## begin Record excerpts
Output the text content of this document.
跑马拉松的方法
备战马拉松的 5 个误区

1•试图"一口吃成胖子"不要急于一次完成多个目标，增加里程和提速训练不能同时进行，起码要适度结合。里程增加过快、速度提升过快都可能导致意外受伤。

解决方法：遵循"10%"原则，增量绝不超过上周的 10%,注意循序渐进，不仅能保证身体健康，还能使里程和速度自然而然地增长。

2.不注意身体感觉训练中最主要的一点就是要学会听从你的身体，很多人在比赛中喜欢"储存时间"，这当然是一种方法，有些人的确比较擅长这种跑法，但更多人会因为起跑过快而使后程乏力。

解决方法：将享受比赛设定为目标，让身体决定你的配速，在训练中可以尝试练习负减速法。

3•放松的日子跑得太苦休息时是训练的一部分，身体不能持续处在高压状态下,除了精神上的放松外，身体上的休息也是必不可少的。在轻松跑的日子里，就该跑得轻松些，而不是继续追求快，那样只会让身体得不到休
## end Record excerpts
- Goal of the exercise -
Where a line above includes "解决方法", copy that line.

- Answer to the task -
解决方法：遵循"10%"原则，增量绝不超过上周的 10%,注意循序渐进，不仅能保证身体健康，还能使里程和速度自然而然地增长。
解决方法：将享受比赛设定为目标，让身体决定你的配速，在训练中可以尝试练习负减速法。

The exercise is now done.